■ **Work required**
Look through the data below. Show each line where the string "ylta" occurs.

[Begin]

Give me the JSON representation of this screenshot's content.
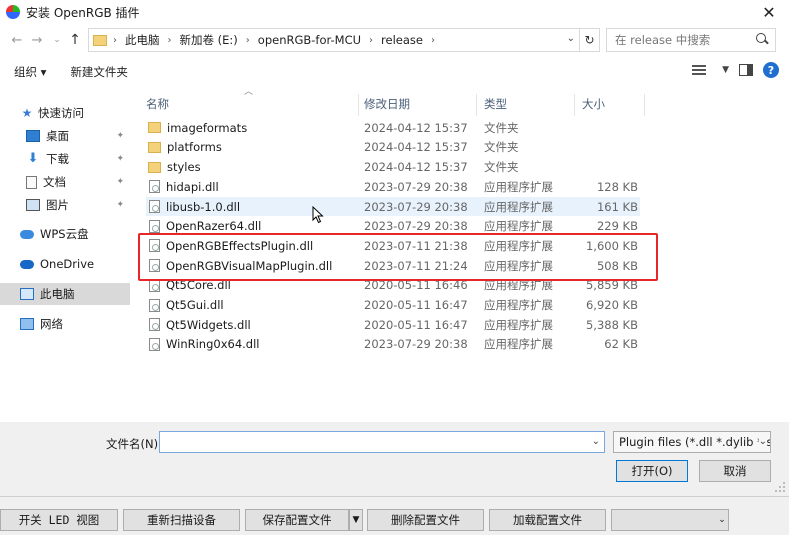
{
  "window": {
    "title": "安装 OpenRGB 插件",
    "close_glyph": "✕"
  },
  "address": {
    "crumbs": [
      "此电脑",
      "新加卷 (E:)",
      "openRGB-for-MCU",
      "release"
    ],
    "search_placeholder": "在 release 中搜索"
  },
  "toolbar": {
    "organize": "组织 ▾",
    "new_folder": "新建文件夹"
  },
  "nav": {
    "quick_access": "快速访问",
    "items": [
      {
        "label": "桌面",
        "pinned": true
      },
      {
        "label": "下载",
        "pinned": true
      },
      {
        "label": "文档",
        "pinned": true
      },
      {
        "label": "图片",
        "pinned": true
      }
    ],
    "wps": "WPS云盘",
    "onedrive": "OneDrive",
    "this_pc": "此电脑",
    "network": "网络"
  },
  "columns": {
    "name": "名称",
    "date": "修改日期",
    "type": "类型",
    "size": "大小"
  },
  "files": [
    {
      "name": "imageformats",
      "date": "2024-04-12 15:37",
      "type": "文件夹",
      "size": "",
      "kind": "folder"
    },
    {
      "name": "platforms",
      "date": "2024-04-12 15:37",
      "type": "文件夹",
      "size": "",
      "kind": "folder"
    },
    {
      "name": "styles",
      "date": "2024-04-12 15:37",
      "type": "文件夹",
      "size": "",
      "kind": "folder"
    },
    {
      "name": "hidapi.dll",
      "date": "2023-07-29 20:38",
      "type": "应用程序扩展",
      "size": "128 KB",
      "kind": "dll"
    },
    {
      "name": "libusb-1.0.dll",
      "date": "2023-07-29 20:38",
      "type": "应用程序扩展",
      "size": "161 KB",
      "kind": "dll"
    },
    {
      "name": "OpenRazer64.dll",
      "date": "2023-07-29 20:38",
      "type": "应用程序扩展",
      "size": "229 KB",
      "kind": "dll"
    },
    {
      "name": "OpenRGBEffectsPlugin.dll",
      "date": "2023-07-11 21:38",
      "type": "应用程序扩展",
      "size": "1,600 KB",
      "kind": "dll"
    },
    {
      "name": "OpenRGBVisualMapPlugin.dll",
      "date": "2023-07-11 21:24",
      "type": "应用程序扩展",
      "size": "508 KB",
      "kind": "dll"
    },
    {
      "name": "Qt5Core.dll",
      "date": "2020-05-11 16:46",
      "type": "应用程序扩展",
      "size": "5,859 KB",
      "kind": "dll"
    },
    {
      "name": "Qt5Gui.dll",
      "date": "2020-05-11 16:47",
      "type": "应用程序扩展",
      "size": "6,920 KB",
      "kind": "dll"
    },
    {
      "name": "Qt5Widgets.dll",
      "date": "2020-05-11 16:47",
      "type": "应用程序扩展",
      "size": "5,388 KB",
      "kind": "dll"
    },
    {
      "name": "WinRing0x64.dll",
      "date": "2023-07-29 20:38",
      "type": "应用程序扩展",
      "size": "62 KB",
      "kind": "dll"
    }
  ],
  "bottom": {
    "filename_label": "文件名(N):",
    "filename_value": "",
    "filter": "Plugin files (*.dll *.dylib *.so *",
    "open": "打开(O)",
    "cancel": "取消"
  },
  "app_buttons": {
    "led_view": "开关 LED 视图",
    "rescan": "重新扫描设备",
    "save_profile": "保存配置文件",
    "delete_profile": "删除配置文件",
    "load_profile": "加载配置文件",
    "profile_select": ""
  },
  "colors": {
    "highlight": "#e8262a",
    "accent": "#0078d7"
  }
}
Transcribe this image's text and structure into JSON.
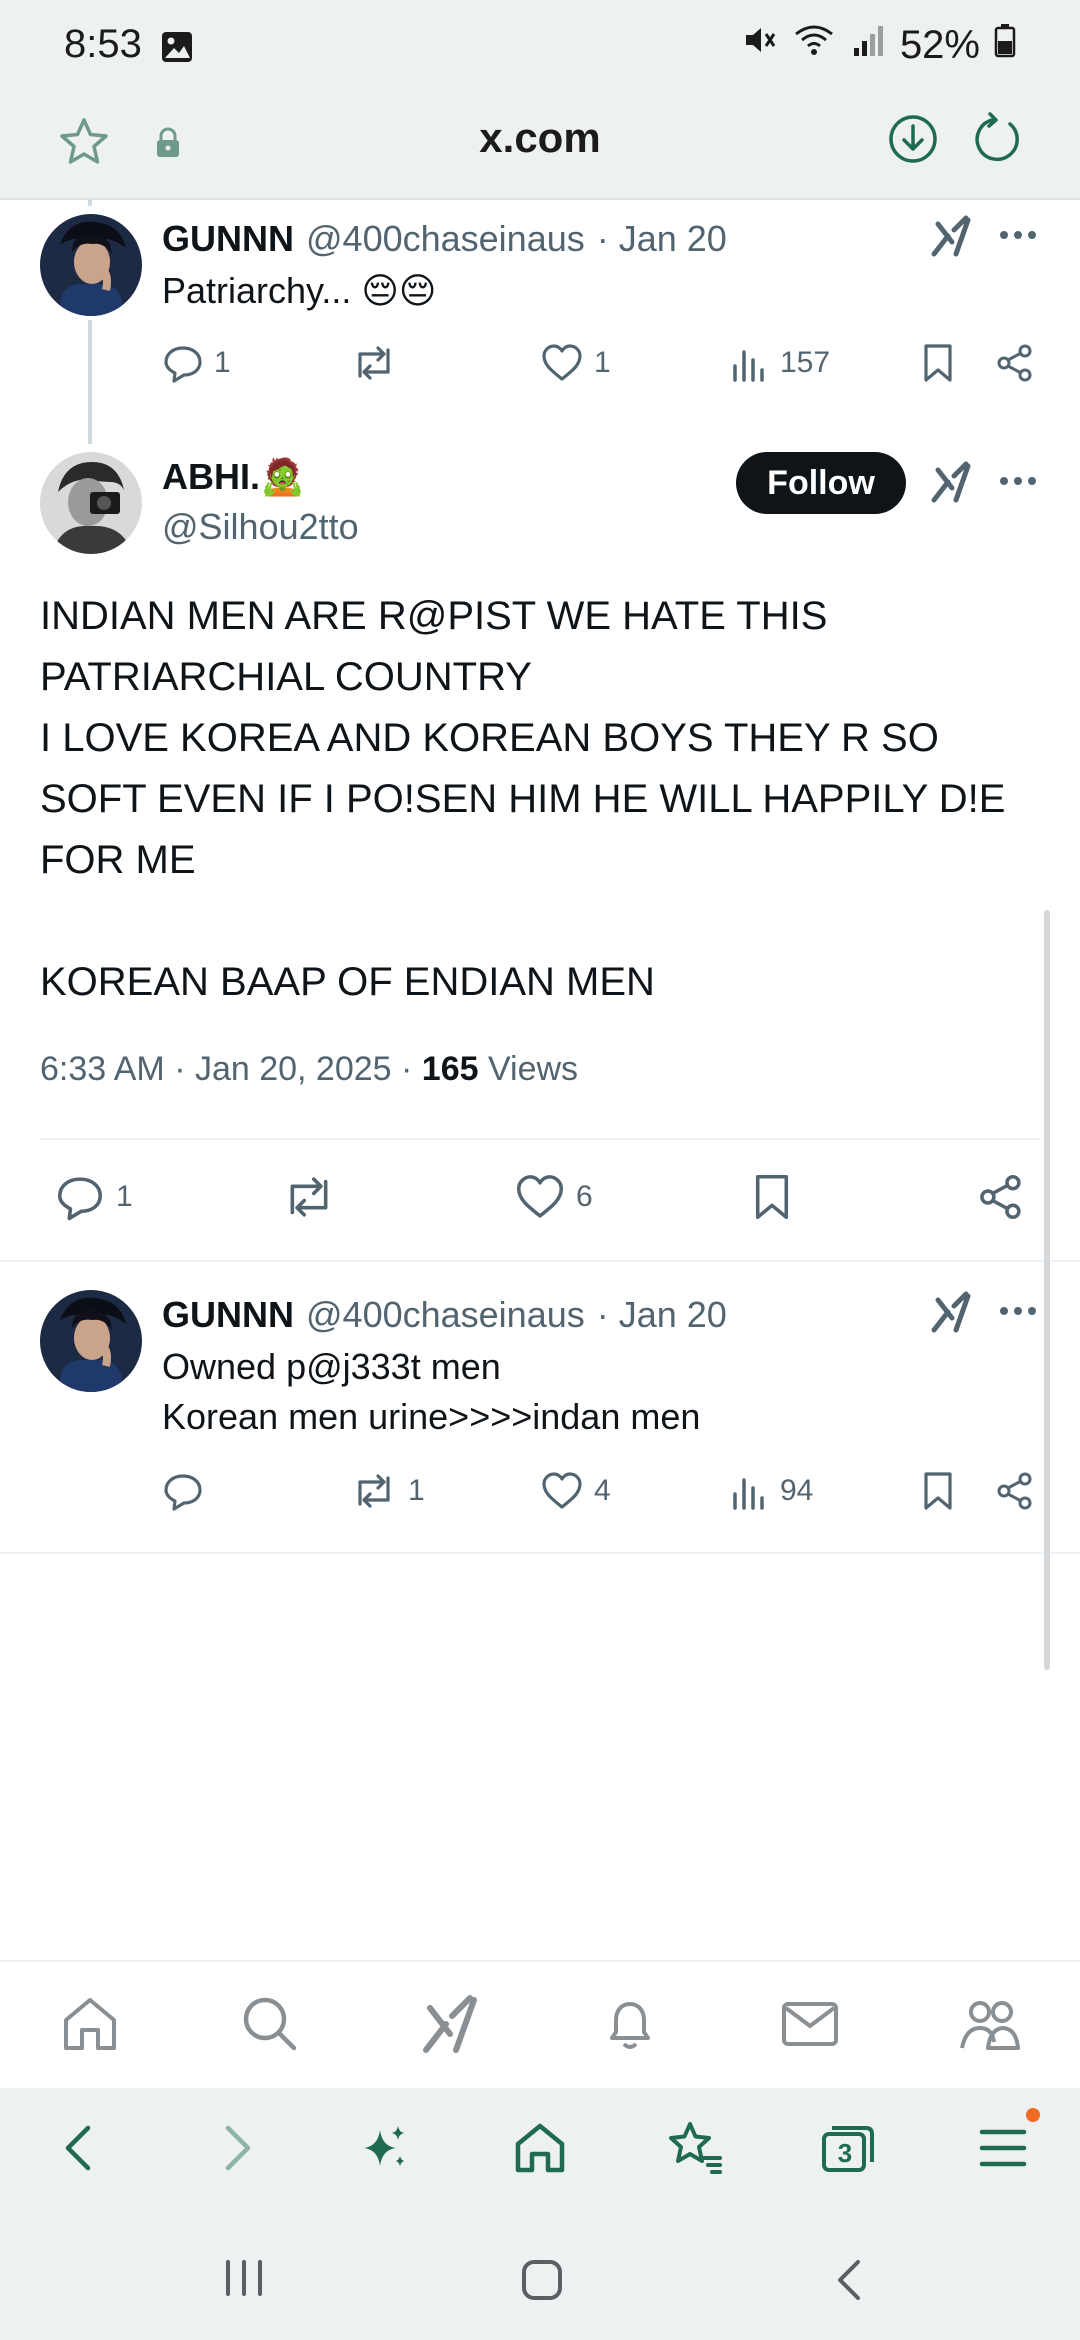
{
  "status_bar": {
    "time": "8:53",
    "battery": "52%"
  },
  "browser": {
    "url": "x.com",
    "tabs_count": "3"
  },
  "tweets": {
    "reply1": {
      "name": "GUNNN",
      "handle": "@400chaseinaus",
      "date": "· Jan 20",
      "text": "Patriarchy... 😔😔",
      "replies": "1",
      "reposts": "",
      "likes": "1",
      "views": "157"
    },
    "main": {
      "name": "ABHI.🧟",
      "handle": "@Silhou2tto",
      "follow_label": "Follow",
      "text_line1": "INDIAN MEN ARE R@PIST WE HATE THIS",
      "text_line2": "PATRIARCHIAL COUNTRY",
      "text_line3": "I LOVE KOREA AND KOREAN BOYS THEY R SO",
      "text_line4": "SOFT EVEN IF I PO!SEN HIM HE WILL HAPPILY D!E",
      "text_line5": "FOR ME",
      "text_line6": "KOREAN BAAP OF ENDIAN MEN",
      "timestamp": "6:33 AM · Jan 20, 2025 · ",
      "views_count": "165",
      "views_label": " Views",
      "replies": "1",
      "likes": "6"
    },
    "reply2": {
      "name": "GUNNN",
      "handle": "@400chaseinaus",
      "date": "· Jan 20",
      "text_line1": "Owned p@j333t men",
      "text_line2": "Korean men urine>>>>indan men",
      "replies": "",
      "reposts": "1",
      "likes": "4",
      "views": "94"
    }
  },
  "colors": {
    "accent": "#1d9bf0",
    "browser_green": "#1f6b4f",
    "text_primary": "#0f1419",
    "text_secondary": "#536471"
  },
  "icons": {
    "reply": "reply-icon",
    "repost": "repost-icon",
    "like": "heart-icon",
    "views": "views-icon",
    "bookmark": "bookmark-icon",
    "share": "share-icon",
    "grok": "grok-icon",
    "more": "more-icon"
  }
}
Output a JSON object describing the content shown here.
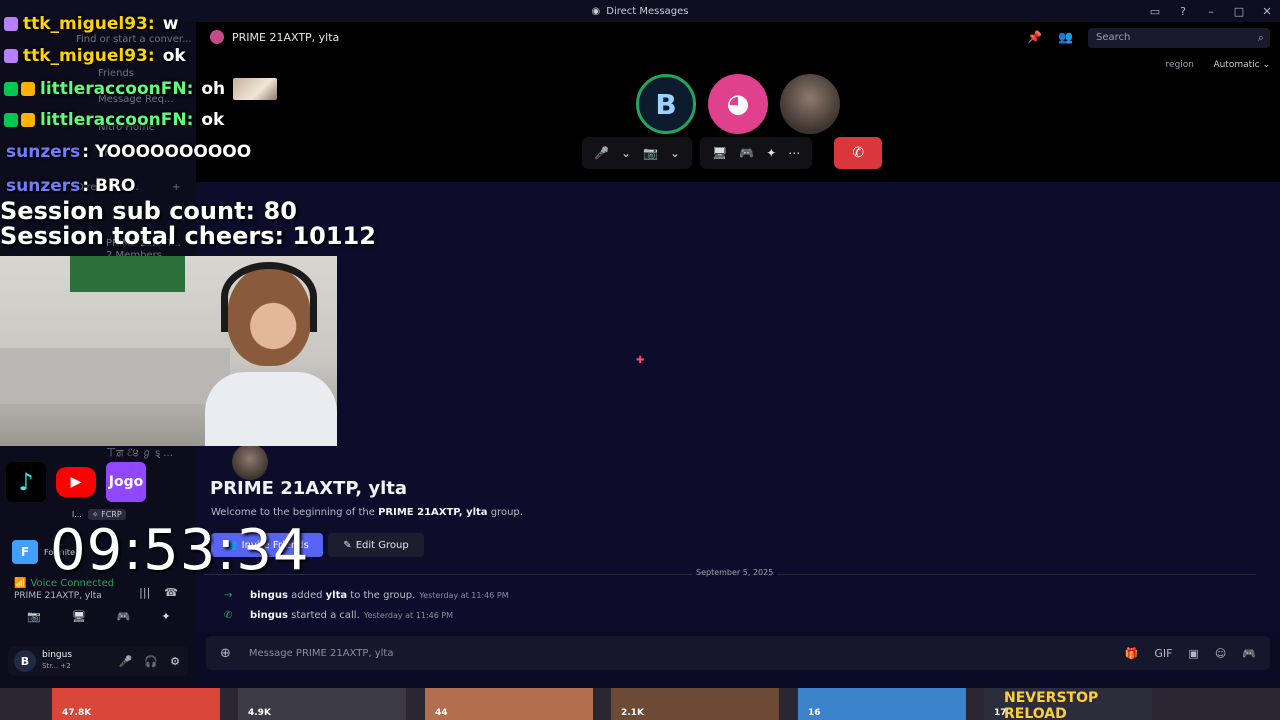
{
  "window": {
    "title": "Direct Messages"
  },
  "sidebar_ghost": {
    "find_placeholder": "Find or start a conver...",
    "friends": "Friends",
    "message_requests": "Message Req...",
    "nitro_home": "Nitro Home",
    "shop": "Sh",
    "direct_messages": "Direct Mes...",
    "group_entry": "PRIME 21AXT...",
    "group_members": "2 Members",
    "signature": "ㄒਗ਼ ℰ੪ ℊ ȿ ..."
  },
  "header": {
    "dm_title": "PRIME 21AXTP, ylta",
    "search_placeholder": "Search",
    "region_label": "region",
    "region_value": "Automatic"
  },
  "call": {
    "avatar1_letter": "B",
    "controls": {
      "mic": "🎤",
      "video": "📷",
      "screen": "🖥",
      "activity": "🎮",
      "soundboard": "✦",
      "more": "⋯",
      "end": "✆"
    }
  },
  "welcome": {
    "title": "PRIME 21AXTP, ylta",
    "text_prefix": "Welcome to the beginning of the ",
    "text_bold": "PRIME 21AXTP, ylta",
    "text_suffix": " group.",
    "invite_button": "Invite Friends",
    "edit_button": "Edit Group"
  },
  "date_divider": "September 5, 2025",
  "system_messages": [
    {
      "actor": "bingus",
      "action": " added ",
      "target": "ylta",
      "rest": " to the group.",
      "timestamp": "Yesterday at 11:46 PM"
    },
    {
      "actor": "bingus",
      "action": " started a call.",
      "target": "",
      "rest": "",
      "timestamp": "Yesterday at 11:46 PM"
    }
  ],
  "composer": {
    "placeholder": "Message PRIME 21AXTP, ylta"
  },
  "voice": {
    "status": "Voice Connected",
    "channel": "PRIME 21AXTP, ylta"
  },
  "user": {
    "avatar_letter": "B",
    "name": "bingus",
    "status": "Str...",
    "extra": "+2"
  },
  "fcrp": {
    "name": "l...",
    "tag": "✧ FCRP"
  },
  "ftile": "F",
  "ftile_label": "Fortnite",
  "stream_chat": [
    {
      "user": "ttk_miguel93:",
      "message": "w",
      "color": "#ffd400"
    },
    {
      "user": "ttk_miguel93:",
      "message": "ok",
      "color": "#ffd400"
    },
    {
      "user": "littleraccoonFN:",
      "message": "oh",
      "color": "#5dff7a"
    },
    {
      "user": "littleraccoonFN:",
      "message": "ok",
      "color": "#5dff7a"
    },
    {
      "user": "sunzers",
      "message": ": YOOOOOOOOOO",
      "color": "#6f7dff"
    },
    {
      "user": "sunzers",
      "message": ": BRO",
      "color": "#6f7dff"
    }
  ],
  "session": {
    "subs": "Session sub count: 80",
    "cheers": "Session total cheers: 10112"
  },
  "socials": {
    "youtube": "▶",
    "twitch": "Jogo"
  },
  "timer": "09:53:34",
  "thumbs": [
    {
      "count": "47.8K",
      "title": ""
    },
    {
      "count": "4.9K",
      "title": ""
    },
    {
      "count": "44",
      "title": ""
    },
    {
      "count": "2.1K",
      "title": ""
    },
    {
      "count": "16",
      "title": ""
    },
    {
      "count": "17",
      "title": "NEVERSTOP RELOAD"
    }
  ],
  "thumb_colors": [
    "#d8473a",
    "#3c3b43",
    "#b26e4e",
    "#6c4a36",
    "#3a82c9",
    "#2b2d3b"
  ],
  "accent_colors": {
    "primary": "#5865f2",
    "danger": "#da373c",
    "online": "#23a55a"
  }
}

[End]

■ **Task response**
    "dm_title": "PRIME 21AXTP, ylta",
    "title": "PRIME 21AXTP, ylta",
    "text_bold": "PRIME 21AXTP, ylta",
      "target": "ylta",
    "placeholder": "Message PRIME 21AXTP, ylta"
    "channel": "PRIME 21AXTP, ylta"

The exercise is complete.